- [Your instructions]
Reproduce each line exactly, including spacing and punctuation.

- [Dataset extract]
-*-

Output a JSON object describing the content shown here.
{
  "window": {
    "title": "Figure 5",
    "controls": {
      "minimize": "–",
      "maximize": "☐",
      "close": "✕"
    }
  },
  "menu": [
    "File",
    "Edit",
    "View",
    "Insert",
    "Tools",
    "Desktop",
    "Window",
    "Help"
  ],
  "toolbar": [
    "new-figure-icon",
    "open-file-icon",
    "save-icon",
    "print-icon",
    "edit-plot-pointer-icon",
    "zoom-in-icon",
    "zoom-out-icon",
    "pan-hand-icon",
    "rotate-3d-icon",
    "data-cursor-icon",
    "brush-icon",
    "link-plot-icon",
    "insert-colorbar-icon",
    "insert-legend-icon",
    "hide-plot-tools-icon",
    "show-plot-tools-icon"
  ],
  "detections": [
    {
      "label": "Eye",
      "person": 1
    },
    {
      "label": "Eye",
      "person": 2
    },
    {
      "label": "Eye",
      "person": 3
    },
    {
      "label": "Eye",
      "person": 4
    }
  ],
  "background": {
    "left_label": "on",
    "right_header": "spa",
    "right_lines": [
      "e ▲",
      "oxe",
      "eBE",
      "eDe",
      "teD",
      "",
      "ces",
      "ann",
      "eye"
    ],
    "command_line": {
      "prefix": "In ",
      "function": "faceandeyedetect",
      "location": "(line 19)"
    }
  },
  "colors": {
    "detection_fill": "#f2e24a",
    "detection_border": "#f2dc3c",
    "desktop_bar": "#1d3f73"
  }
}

-*-

- [Expected answer]
Output a JSON object describing the content shown here.
{
  "window": {
    "title": "Figure 5",
    "controls": {
      "minimize": "–",
      "maximize": "☐",
      "close": "✕"
    }
  },
  "menu": [
    "File",
    "Edit",
    "View",
    "Insert",
    "Tools",
    "Desktop",
    "Window",
    "Help"
  ],
  "toolbar": [
    "new-figure-icon",
    "open-file-icon",
    "save-icon",
    "print-icon",
    "edit-plot-pointer-icon",
    "zoom-in-icon",
    "zoom-out-icon",
    "pan-hand-icon",
    "rotate-3d-icon",
    "data-cursor-icon",
    "brush-icon",
    "link-plot-icon",
    "insert-colorbar-icon",
    "insert-legend-icon",
    "hide-plot-tools-icon",
    "show-plot-tools-icon"
  ],
  "detections": [
    {
      "label": "Eye",
      "person": 1
    },
    {
      "label": "Eye",
      "person": 2
    },
    {
      "label": "Eye",
      "person": 3
    },
    {
      "label": "Eye",
      "person": 4
    }
  ],
  "background": {
    "left_label": "on",
    "right_header": "spa",
    "right_lines": [
      "e ▲",
      "oxe",
      "eBE",
      "eDe",
      "teD",
      "",
      "ces",
      "ann",
      "eye"
    ],
    "command_line": {
      "prefix": "In ",
      "function": "faceandeyedetect",
      "location": "(line 19)"
    }
  },
  "colors": {
    "detection_fill": "#f2e24a",
    "detection_border": "#f2dc3c",
    "desktop_bar": "#1d3f73"
  }
}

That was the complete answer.